— DATA FOR PROCESSING —
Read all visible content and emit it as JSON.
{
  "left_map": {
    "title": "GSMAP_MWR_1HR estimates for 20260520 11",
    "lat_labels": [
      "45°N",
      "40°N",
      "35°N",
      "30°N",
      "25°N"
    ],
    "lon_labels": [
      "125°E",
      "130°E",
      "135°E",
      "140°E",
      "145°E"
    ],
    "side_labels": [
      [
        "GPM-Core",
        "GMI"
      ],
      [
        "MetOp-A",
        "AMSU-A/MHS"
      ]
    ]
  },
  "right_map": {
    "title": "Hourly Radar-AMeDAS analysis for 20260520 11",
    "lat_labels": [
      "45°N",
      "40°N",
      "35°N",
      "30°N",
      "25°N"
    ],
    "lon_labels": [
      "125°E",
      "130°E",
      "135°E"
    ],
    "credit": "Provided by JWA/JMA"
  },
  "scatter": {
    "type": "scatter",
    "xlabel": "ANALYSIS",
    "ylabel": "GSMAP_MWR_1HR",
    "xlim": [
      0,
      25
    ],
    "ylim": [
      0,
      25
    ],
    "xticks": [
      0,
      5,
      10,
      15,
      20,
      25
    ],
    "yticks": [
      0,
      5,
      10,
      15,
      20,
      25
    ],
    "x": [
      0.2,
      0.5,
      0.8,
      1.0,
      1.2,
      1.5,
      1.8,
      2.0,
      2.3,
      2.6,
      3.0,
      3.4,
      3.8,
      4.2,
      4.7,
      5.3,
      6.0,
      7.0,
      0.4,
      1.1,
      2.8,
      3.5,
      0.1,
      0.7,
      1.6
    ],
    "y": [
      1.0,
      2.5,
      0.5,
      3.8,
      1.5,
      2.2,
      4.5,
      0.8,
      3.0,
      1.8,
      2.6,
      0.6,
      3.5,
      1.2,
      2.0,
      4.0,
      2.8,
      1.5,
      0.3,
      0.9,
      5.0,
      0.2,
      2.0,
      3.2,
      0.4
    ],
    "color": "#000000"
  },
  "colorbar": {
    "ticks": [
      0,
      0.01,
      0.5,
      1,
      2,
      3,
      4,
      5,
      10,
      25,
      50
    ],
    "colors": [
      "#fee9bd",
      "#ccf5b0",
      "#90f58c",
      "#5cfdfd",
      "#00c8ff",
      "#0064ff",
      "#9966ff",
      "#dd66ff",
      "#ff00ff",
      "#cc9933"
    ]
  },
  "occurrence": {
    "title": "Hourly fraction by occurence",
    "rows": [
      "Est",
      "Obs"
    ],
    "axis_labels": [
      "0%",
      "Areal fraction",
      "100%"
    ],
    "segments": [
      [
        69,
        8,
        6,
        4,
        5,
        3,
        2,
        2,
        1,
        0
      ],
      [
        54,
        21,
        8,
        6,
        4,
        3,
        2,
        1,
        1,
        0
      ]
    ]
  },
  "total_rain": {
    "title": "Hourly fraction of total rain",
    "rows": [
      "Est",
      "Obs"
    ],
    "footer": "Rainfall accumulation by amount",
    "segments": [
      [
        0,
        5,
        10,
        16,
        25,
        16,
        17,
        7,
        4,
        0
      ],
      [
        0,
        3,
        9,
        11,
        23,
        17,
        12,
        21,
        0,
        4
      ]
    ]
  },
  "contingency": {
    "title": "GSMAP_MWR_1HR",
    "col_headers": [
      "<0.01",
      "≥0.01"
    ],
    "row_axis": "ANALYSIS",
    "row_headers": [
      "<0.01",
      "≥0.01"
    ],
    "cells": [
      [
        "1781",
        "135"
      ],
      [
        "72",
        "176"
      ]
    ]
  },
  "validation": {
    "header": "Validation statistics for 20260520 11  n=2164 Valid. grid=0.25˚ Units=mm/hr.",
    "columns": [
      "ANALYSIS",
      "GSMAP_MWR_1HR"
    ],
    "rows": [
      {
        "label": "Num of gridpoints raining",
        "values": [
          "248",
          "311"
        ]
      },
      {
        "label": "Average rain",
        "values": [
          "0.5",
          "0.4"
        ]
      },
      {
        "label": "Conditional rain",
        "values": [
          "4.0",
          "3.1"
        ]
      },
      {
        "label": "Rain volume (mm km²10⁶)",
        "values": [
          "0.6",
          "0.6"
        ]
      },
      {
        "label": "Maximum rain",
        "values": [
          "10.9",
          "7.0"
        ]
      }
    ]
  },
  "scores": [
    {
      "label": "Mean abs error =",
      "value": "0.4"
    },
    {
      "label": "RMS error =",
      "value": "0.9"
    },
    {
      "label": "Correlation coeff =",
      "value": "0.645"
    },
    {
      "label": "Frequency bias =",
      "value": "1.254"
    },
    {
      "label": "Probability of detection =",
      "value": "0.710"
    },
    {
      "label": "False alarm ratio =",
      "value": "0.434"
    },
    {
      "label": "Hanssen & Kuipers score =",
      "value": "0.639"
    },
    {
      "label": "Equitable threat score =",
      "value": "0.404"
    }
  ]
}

— TO BE DONE —
Retype the entries one by one, exactly.

— REPLY TO THE EXERCISE —
Read all visible content and emit it as JSON.
{
  "left_map": {
    "title": "GSMAP_MWR_1HR estimates for 20260520 11",
    "lat_labels": [
      "45°N",
      "40°N",
      "35°N",
      "30°N",
      "25°N"
    ],
    "lon_labels": [
      "125°E",
      "130°E",
      "135°E",
      "140°E",
      "145°E"
    ],
    "side_labels": [
      [
        "GPM-Core",
        "GMI"
      ],
      [
        "MetOp-A",
        "AMSU-A/MHS"
      ]
    ]
  },
  "right_map": {
    "title": "Hourly Radar-AMeDAS analysis for 20260520 11",
    "lat_labels": [
      "45°N",
      "40°N",
      "35°N",
      "30°N",
      "25°N"
    ],
    "lon_labels": [
      "125°E",
      "130°E",
      "135°E"
    ],
    "credit": "Provided by JWA/JMA"
  },
  "scatter": {
    "type": "scatter",
    "xlabel": "ANALYSIS",
    "ylabel": "GSMAP_MWR_1HR",
    "xlim": [
      0,
      25
    ],
    "ylim": [
      0,
      25
    ],
    "xticks": [
      0,
      5,
      10,
      15,
      20,
      25
    ],
    "yticks": [
      0,
      5,
      10,
      15,
      20,
      25
    ],
    "x": [
      0.2,
      0.5,
      0.8,
      1.0,
      1.2,
      1.5,
      1.8,
      2.0,
      2.3,
      2.6,
      3.0,
      3.4,
      3.8,
      4.2,
      4.7,
      5.3,
      6.0,
      7.0,
      0.4,
      1.1,
      2.8,
      3.5,
      0.1,
      0.7,
      1.6
    ],
    "y": [
      1.0,
      2.5,
      0.5,
      3.8,
      1.5,
      2.2,
      4.5,
      0.8,
      3.0,
      1.8,
      2.6,
      0.6,
      3.5,
      1.2,
      2.0,
      4.0,
      2.8,
      1.5,
      0.3,
      0.9,
      5.0,
      0.2,
      2.0,
      3.2,
      0.4
    ],
    "color": "#000000"
  },
  "colorbar": {
    "ticks": [
      0,
      0.01,
      0.5,
      1,
      2,
      3,
      4,
      5,
      10,
      25,
      50
    ],
    "colors": [
      "#fee9bd",
      "#ccf5b0",
      "#90f58c",
      "#5cfdfd",
      "#00c8ff",
      "#0064ff",
      "#9966ff",
      "#dd66ff",
      "#ff00ff",
      "#cc9933"
    ]
  },
  "occurrence": {
    "title": "Hourly fraction by occurence",
    "rows": [
      "Est",
      "Obs"
    ],
    "axis_labels": [
      "0%",
      "Areal fraction",
      "100%"
    ],
    "segments": [
      [
        69,
        8,
        6,
        4,
        5,
        3,
        2,
        2,
        1,
        0
      ],
      [
        54,
        21,
        8,
        6,
        4,
        3,
        2,
        1,
        1,
        0
      ]
    ]
  },
  "total_rain": {
    "title": "Hourly fraction of total rain",
    "rows": [
      "Est",
      "Obs"
    ],
    "footer": "Rainfall accumulation by amount",
    "segments": [
      [
        0,
        5,
        10,
        16,
        25,
        16,
        17,
        7,
        4,
        0
      ],
      [
        0,
        3,
        9,
        11,
        23,
        17,
        12,
        21,
        0,
        4
      ]
    ]
  },
  "contingency": {
    "title": "GSMAP_MWR_1HR",
    "col_headers": [
      "<0.01",
      "≥0.01"
    ],
    "row_axis": "ANALYSIS",
    "row_headers": [
      "<0.01",
      "≥0.01"
    ],
    "cells": [
      [
        "1781",
        "135"
      ],
      [
        "72",
        "176"
      ]
    ]
  },
  "validation": {
    "header": "Validation statistics for 20260520 11  n=2164 Valid. grid=0.25˚ Units=mm/hr.",
    "columns": [
      "ANALYSIS",
      "GSMAP_MWR_1HR"
    ],
    "rows": [
      {
        "label": "Num of gridpoints raining",
        "values": [
          "248",
          "311"
        ]
      },
      {
        "label": "Average rain",
        "values": [
          "0.5",
          "0.4"
        ]
      },
      {
        "label": "Conditional rain",
        "values": [
          "4.0",
          "3.1"
        ]
      },
      {
        "label": "Rain volume (mm km²10⁶)",
        "values": [
          "0.6",
          "0.6"
        ]
      },
      {
        "label": "Maximum rain",
        "values": [
          "10.9",
          "7.0"
        ]
      }
    ]
  },
  "scores": [
    {
      "label": "Mean abs error =",
      "value": "0.4"
    },
    {
      "label": "RMS error =",
      "value": "0.9"
    },
    {
      "label": "Correlation coeff =",
      "value": "0.645"
    },
    {
      "label": "Frequency bias =",
      "value": "1.254"
    },
    {
      "label": "Probability of detection =",
      "value": "0.710"
    },
    {
      "label": "False alarm ratio =",
      "value": "0.434"
    },
    {
      "label": "Hanssen & Kuipers score =",
      "value": "0.639"
    },
    {
      "label": "Equitable threat score =",
      "value": "0.404"
    }
  ]
}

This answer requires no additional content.